Answer from the text below on Bolsonaro's rise:
(a) How many lower-house seats did the PSL win?
(b) How many of the North East's 9 states did Haddad win?
(c) On what date was the PT's rule ended?

» **TEXT SECTION**:
==*==

The massive political and trade union movements of Brazil’s industrial workers, landless farmers and poor in the favelas, face a deadly danger; the election of a semi-fascist, Jair Bolsonaro. He scored 49 million votes in the first round of the presidential elections, 46 per cent of the total, as against Fernando Haddad, the candidate of the Workers’ Party, PT, who gained 31 million votes or 29 per cent. Without the solid support of the North East, where Haddad won 8 of the 9 states, Bolsonaro would have won outright in the first round.
Bolsonaro’s rise has been spectacular. His Social Liberal Party, PSL, has also won 52 seats in the lower house, making it the second biggest party after the PT with 57 seats. In the 2014 legislative elections, it had only one seat in the lower house. Boosted into a media hero by the assassination attempt on him during his campaign, Bolsonaro is backed by extreme right forces in the military who he courted by praising the country’s brutal military dictators who ruled the country from the 1960s to the 1980s.
For long regarded as just a right wing maverick, Bolsonaro has issued regular threats of violence against the workers’ leaders and engaged in the foulest demagogy and hate speech against his black and mixed race countrymen and women, as well as against gays and indigenous peoples. This played well with a mass following amongst the privileged white middle class, especially in the Evangelical Christian churches. This social base is bitterly resentful of the limited reforms that PT presidents Lula da Silva and, to a lesser extent, Dilma Rousseff, enacted between 2002 and 2016.
The PT’s rule was ended by a “legal” coup carried out by the Senate and Rouseff’s vice president Michel Temer on 31 August 2016. Since then, Brazil has been in turmoil with regular mass demonstrations and one day general strikes and the country has failed to recover significantly from the economic collapse of 2014; growth was only 1 per cent in 2017-18. Resistance campaigns were organised by the PT and its associated mass formations like the Landless Workers’ Movement, MST, and the trade union federation, CUT, as well as Brazils’s significant far left parties like the Party of Liberation and Socialism, P-Sol.
However, to protest against a coup like Temer’s but to hold back the masses from overthrowing him and the bourgeois parties and judges who supported him, has led to a situation where the forces of the right are determined to crush and pulverise the workers’ and popular movement. They have no democratic inhibitions like the PT leaders, knowing that the Brazilan state machine is theirs and can be relied on to do their bidding.
Their aim is to install a savage regime of privatisation and neoliberal destruction of the social gains and trade union rights made over a third of a century. Women’s, indigenous, landless and gay rights, and their defenders, will all come under attack.

==*==

» **GIVEN INFORMATION**:
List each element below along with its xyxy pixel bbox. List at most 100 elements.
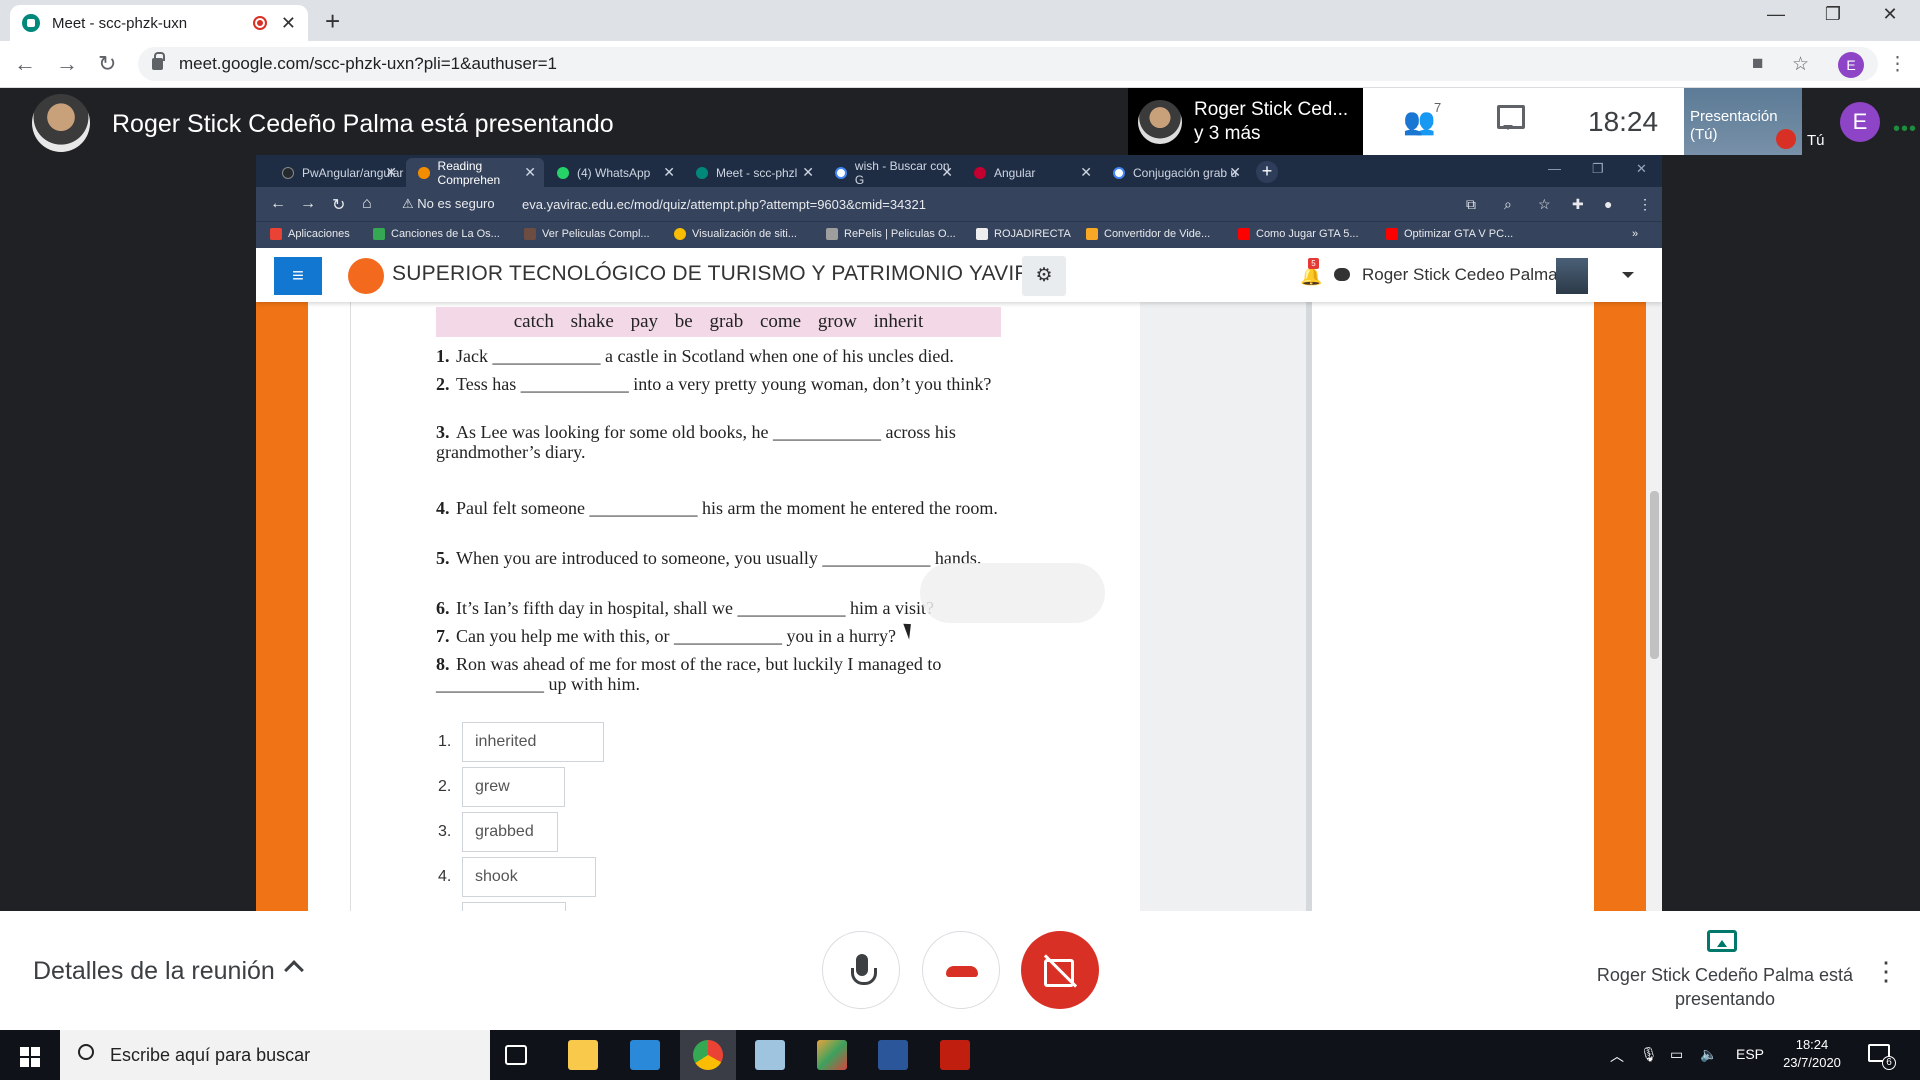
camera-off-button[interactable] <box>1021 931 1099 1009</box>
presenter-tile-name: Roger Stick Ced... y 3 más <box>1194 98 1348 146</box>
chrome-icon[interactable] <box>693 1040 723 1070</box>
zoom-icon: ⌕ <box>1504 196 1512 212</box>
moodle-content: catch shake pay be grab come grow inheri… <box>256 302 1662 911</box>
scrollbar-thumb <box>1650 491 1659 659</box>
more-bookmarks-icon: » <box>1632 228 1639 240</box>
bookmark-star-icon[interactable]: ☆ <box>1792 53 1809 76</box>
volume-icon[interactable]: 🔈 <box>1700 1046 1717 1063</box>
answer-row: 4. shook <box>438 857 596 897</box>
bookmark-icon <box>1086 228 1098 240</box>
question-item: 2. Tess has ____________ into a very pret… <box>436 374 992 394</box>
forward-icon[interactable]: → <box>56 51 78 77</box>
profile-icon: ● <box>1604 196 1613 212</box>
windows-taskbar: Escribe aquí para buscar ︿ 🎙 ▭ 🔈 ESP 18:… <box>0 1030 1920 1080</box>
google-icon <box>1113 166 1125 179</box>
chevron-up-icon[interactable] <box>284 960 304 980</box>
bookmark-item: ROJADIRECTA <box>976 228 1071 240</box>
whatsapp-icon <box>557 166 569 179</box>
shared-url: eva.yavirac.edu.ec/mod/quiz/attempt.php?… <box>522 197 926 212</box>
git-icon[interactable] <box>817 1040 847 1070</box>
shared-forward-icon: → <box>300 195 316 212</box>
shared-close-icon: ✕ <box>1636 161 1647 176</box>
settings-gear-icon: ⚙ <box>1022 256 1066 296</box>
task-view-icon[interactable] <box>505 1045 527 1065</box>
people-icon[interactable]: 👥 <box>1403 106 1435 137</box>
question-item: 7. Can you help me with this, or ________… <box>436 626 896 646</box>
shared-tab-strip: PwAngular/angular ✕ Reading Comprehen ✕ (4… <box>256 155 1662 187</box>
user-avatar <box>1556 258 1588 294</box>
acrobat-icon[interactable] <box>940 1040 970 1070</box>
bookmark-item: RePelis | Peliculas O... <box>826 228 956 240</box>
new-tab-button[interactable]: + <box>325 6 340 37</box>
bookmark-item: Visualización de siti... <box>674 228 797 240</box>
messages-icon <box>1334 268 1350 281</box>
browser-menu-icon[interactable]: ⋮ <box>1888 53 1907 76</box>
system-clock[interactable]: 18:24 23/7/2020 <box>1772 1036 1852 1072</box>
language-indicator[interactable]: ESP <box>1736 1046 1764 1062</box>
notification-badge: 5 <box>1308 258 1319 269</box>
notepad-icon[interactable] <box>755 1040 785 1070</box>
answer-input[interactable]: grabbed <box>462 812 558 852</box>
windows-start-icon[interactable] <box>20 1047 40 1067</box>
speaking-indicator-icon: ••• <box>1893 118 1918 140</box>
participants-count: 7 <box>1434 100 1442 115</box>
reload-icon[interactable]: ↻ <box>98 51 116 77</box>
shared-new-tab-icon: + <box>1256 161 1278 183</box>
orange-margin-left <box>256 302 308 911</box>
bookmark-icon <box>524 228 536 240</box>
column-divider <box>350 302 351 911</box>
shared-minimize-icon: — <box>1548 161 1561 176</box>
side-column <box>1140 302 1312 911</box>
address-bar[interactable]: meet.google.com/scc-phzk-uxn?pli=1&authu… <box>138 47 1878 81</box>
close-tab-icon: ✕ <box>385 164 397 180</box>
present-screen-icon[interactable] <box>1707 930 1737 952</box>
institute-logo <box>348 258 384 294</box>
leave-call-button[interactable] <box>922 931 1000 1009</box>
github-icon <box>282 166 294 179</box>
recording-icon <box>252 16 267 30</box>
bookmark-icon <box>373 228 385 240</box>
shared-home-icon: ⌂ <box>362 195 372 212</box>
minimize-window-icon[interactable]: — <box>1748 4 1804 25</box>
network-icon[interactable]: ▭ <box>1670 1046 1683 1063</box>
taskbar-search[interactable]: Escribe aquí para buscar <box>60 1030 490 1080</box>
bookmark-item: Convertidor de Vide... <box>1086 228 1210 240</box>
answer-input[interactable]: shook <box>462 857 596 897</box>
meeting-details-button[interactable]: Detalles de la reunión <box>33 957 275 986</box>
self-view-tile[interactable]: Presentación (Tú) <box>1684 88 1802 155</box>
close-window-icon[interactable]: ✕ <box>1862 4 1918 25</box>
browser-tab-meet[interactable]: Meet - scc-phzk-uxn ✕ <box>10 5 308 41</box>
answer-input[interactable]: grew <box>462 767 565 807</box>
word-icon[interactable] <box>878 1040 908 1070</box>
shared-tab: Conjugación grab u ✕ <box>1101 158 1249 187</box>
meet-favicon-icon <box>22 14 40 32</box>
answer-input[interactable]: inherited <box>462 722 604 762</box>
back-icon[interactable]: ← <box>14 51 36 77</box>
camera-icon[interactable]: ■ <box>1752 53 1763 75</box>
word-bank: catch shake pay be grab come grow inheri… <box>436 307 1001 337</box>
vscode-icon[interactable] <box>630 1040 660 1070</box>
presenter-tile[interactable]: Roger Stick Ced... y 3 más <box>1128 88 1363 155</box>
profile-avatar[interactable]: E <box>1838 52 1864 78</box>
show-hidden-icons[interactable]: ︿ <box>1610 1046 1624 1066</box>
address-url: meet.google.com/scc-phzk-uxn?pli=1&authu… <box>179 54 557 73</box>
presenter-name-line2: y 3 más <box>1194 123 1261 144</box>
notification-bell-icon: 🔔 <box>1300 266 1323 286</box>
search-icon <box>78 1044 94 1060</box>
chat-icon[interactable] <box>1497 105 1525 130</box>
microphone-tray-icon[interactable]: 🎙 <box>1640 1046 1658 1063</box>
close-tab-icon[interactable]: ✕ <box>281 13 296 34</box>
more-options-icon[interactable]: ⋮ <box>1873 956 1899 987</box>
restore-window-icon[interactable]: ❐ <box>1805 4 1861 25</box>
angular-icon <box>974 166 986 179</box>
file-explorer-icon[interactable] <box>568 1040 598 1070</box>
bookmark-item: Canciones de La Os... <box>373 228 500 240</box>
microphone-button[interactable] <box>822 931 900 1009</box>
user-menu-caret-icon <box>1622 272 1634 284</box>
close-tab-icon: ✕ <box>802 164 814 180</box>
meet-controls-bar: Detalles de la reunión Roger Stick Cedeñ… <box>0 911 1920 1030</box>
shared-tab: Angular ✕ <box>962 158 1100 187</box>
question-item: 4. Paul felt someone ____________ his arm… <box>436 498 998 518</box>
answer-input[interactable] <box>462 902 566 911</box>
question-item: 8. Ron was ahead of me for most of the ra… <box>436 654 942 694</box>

==*==

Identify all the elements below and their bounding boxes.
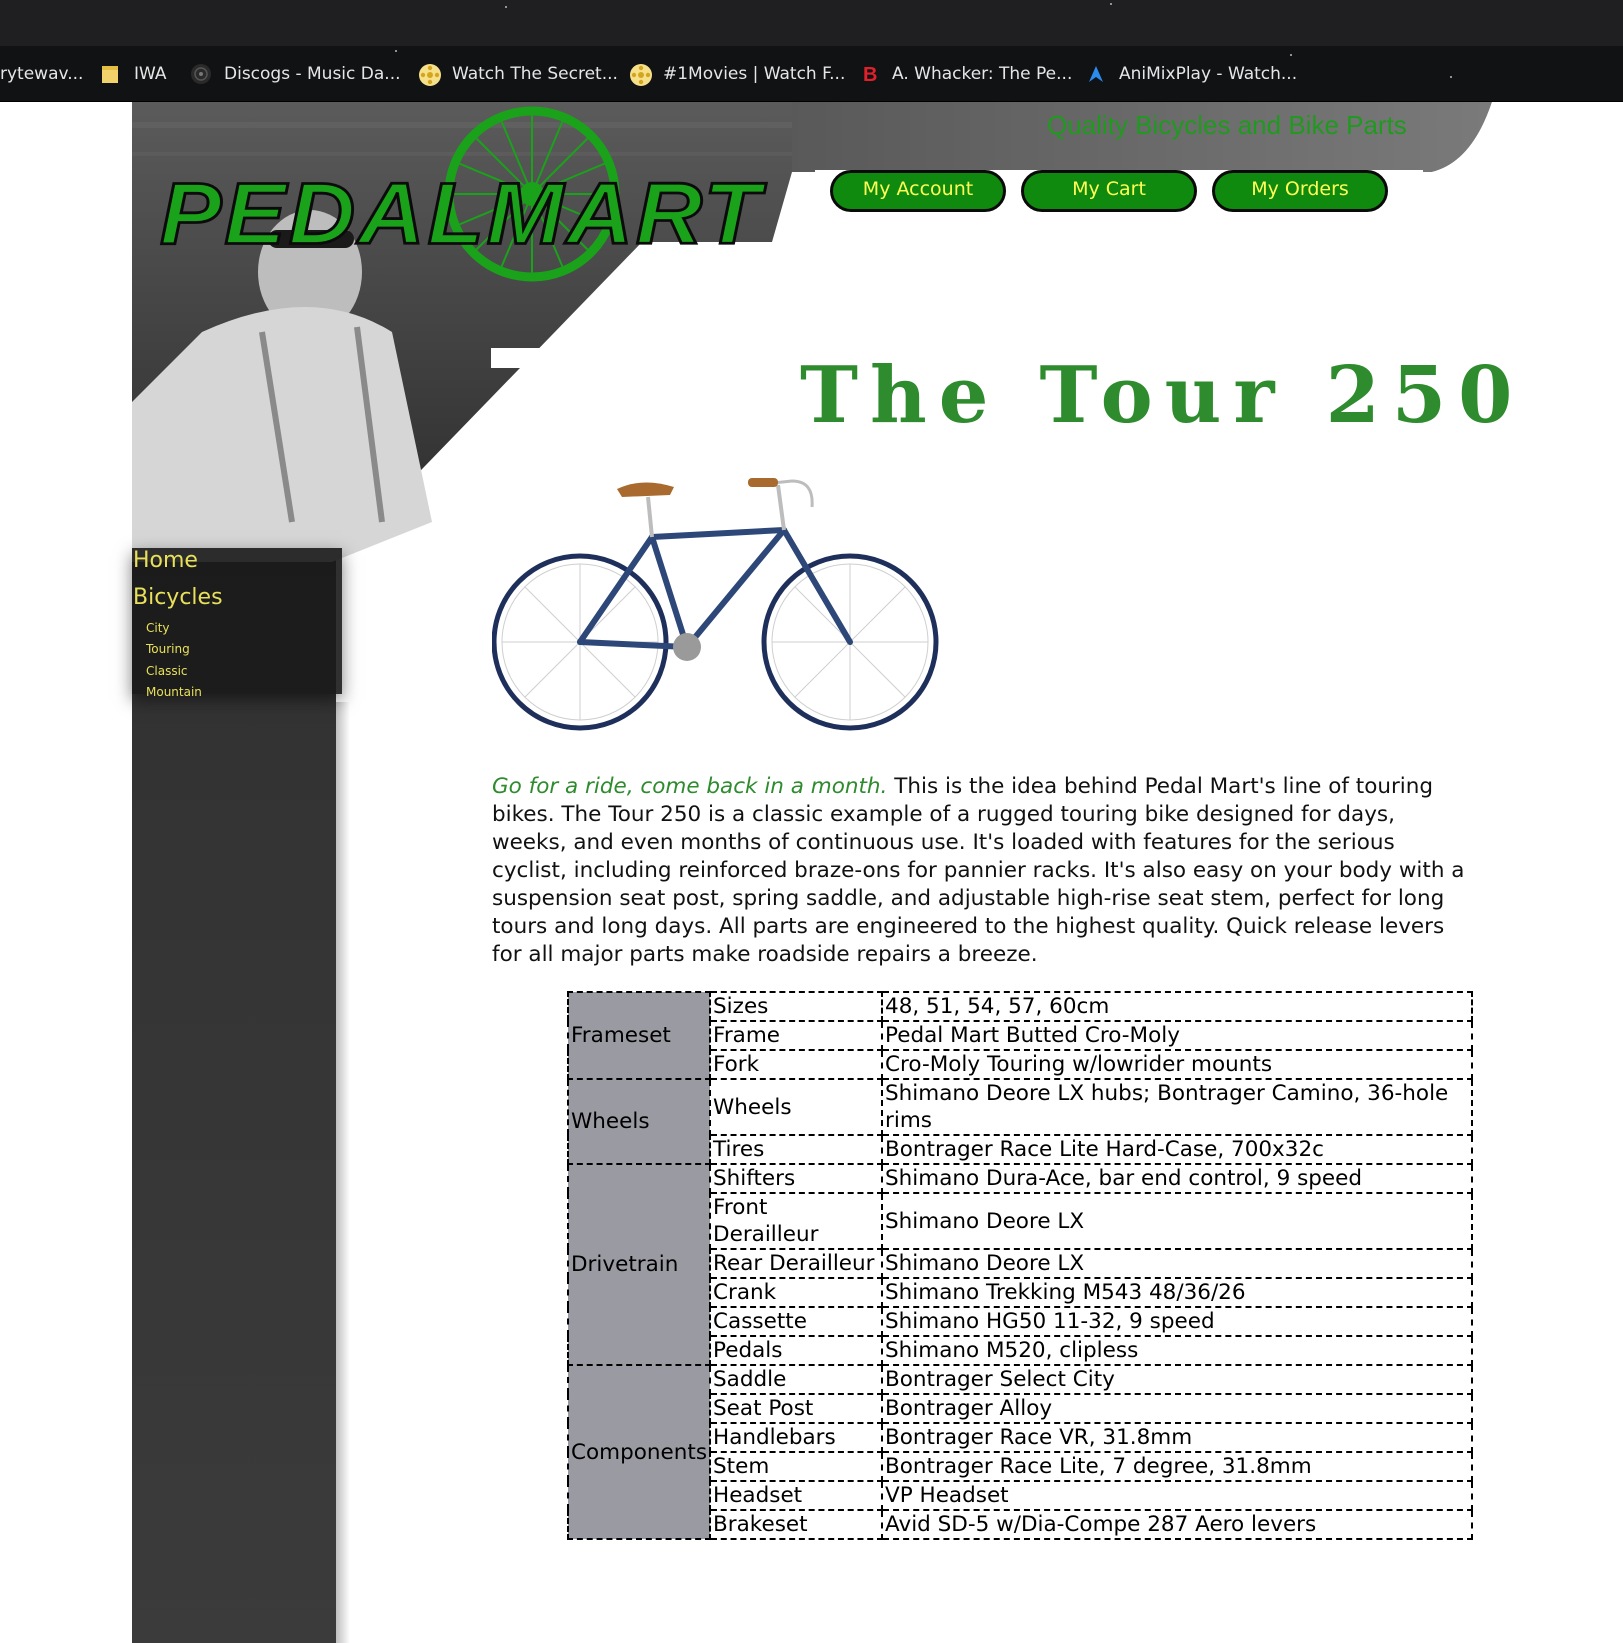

==*==

» **SOLUTION TO THE PROBLEM**:
(a) 52
(b) 8
(c) 31 August 2016